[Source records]
::::

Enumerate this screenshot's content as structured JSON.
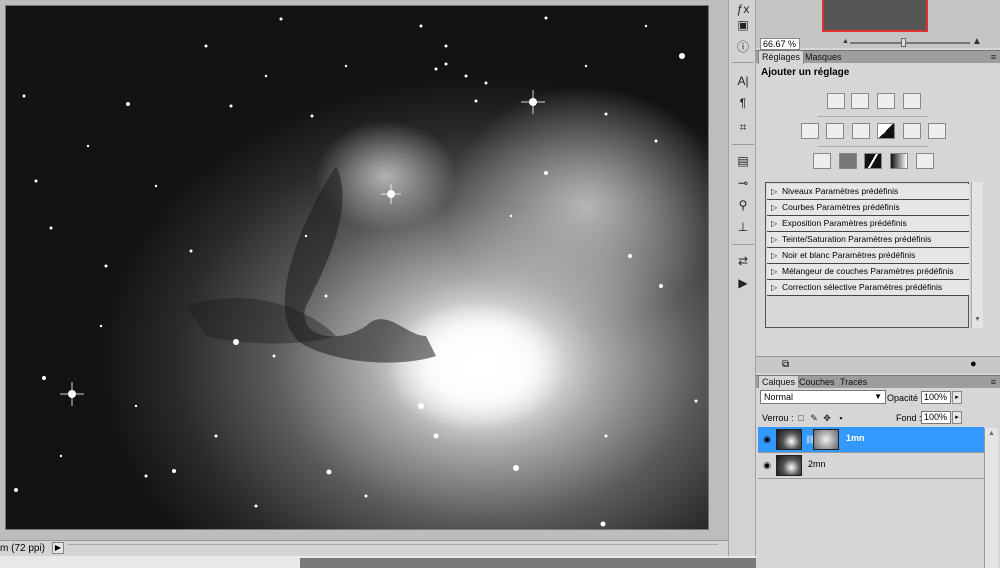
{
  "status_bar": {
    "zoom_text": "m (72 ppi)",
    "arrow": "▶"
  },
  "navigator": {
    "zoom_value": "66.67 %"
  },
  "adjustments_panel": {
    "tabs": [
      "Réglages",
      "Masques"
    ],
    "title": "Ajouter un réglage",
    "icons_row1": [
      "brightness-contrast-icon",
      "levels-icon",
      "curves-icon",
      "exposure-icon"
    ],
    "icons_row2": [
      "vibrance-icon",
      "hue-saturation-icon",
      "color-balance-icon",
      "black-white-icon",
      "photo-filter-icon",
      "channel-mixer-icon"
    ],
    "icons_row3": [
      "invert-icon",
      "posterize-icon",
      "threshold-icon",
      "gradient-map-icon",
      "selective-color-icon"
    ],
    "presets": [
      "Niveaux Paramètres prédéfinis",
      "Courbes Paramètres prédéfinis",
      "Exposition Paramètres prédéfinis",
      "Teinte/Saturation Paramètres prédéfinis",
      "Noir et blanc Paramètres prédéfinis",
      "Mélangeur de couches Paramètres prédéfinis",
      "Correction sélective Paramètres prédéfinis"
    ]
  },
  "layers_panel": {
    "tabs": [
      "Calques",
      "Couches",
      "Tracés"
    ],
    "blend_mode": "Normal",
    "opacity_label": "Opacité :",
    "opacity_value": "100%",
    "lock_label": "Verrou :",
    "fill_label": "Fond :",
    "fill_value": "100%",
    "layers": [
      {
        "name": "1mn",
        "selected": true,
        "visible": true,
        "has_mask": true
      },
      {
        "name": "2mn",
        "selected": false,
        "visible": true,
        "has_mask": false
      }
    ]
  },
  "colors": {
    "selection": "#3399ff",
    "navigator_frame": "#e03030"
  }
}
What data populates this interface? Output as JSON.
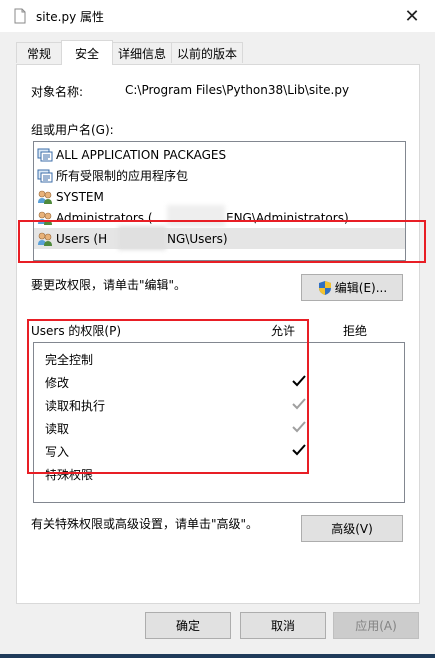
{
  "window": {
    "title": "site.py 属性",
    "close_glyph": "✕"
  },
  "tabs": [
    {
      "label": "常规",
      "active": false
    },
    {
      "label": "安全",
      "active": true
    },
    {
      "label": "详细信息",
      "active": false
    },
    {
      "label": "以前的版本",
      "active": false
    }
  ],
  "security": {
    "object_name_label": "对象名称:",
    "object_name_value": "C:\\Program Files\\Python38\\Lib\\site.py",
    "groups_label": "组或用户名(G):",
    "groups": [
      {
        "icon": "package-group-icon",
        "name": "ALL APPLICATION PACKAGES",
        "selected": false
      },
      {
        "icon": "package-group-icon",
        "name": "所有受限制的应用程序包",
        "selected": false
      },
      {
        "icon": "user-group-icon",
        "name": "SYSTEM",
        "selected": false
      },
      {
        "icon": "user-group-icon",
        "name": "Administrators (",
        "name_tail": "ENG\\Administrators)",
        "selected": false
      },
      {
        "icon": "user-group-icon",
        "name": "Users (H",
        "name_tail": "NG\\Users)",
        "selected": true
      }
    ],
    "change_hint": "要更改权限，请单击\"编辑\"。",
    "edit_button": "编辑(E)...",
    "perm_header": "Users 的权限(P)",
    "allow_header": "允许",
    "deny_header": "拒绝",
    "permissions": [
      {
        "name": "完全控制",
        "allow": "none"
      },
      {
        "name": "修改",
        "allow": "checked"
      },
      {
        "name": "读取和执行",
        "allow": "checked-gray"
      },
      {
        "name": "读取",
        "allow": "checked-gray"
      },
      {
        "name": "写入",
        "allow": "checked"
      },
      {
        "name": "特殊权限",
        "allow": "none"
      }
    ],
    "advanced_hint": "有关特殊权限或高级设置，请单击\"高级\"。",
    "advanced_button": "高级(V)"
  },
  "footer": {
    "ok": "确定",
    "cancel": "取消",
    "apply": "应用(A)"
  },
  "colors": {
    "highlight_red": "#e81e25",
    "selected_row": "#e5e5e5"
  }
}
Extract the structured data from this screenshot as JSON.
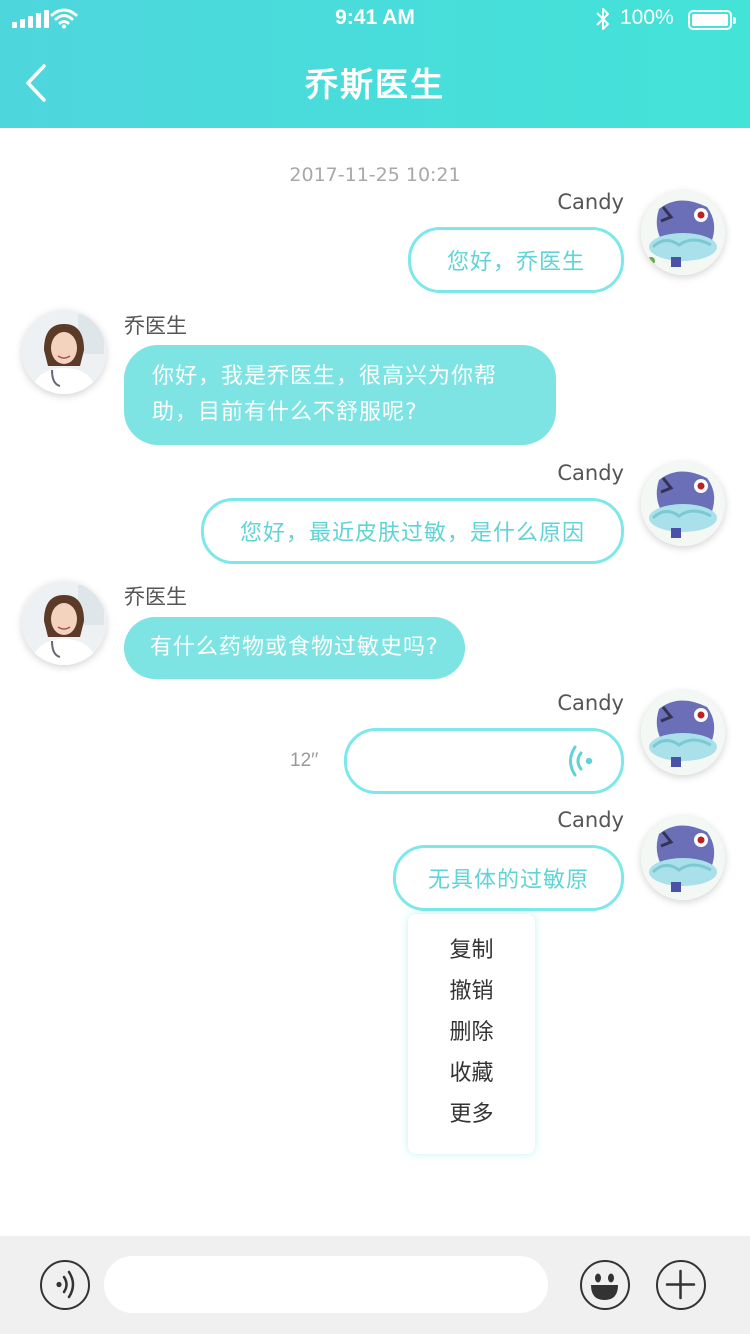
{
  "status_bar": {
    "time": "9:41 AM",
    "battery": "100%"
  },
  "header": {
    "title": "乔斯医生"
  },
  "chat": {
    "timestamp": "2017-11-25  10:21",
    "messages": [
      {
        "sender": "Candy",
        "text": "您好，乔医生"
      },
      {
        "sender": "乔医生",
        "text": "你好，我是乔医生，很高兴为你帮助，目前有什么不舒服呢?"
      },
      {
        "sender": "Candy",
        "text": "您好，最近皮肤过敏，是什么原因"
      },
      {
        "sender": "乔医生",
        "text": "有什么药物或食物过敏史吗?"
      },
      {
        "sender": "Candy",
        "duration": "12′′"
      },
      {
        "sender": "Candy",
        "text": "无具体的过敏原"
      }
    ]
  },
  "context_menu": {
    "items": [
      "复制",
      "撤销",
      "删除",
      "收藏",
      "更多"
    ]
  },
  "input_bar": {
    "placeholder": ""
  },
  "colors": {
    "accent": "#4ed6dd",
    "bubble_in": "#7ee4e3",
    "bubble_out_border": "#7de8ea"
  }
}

::::

Task to complete
Without the pictures, extract every entry verbatim.

Result of this exercise
Enumerate this screenshot's content as structured JSON.
{
  "status_bar": {
    "zoom_text": "m (72 ppi)",
    "arrow": "▶"
  },
  "navigator": {
    "zoom_value": "66.67 %"
  },
  "adjustments_panel": {
    "tabs": [
      "Réglages",
      "Masques"
    ],
    "title": "Ajouter un réglage",
    "icons_row1": [
      "brightness-contrast-icon",
      "levels-icon",
      "curves-icon",
      "exposure-icon"
    ],
    "icons_row2": [
      "vibrance-icon",
      "hue-saturation-icon",
      "color-balance-icon",
      "black-white-icon",
      "photo-filter-icon",
      "channel-mixer-icon"
    ],
    "icons_row3": [
      "invert-icon",
      "posterize-icon",
      "threshold-icon",
      "gradient-map-icon",
      "selective-color-icon"
    ],
    "presets": [
      "Niveaux Paramètres prédéfinis",
      "Courbes Paramètres prédéfinis",
      "Exposition Paramètres prédéfinis",
      "Teinte/Saturation Paramètres prédéfinis",
      "Noir et blanc Paramètres prédéfinis",
      "Mélangeur de couches Paramètres prédéfinis",
      "Correction sélective Paramètres prédéfinis"
    ]
  },
  "layers_panel": {
    "tabs": [
      "Calques",
      "Couches",
      "Tracés"
    ],
    "blend_mode": "Normal",
    "opacity_label": "Opacité :",
    "opacity_value": "100%",
    "lock_label": "Verrou :",
    "fill_label": "Fond :",
    "fill_value": "100%",
    "layers": [
      {
        "name": "1mn",
        "selected": true,
        "visible": true,
        "has_mask": true
      },
      {
        "name": "2mn",
        "selected": false,
        "visible": true,
        "has_mask": false
      }
    ]
  },
  "colors": {
    "selection": "#3399ff",
    "navigator_frame": "#e03030"
  }
}
What data populates this interface? Output as JSON.
{
  "window": {
    "title": "site.py 属性",
    "close_glyph": "✕"
  },
  "tabs": [
    {
      "label": "常规",
      "active": false
    },
    {
      "label": "安全",
      "active": true
    },
    {
      "label": "详细信息",
      "active": false
    },
    {
      "label": "以前的版本",
      "active": false
    }
  ],
  "security": {
    "object_name_label": "对象名称:",
    "object_name_value": "C:\\Program Files\\Python38\\Lib\\site.py",
    "groups_label": "组或用户名(G):",
    "groups": [
      {
        "icon": "package-group-icon",
        "name": "ALL APPLICATION PACKAGES",
        "selected": false
      },
      {
        "icon": "package-group-icon",
        "name": "所有受限制的应用程序包",
        "selected": false
      },
      {
        "icon": "user-group-icon",
        "name": "SYSTEM",
        "selected": false
      },
      {
        "icon": "user-group-icon",
        "name": "Administrators (",
        "name_tail": "ENG\\Administrators)",
        "selected": false
      },
      {
        "icon": "user-group-icon",
        "name": "Users (H",
        "name_tail": "NG\\Users)",
        "selected": true
      }
    ],
    "change_hint": "要更改权限，请单击\"编辑\"。",
    "edit_button": "编辑(E)...",
    "perm_header": "Users 的权限(P)",
    "allow_header": "允许",
    "deny_header": "拒绝",
    "permissions": [
      {
        "name": "完全控制",
        "allow": "none"
      },
      {
        "name": "修改",
        "allow": "checked"
      },
      {
        "name": "读取和执行",
        "allow": "checked-gray"
      },
      {
        "name": "读取",
        "allow": "checked-gray"
      },
      {
        "name": "写入",
        "allow": "checked"
      },
      {
        "name": "特殊权限",
        "allow": "none"
      }
    ],
    "advanced_hint": "有关特殊权限或高级设置，请单击\"高级\"。",
    "advanced_button": "高级(V)"
  },
  "footer": {
    "ok": "确定",
    "cancel": "取消",
    "apply": "应用(A)"
  },
  "colors": {
    "highlight_red": "#e81e25",
    "selected_row": "#e5e5e5"
  }
}
Extract the structured data from this screenshot as JSON.
{
  "status_bar": {
    "time": "9:41 AM",
    "battery": "100%"
  },
  "header": {
    "title": "乔斯医生"
  },
  "chat": {
    "timestamp": "2017-11-25  10:21",
    "messages": [
      {
        "sender": "Candy",
        "text": "您好，乔医生"
      },
      {
        "sender": "乔医生",
        "text": "你好，我是乔医生，很高兴为你帮助，目前有什么不舒服呢?"
      },
      {
        "sender": "Candy",
        "text": "您好，最近皮肤过敏，是什么原因"
      },
      {
        "sender": "乔医生",
        "text": "有什么药物或食物过敏史吗?"
      },
      {
        "sender": "Candy",
        "duration": "12′′"
      },
      {
        "sender": "Candy",
        "text": "无具体的过敏原"
      }
    ]
  },
  "context_menu": {
    "items": [
      "复制",
      "撤销",
      "删除",
      "收藏",
      "更多"
    ]
  },
  "input_bar": {
    "placeholder": ""
  },
  "colors": {
    "accent": "#4ed6dd",
    "bubble_in": "#7ee4e3",
    "bubble_out_border": "#7de8ea"
  }
}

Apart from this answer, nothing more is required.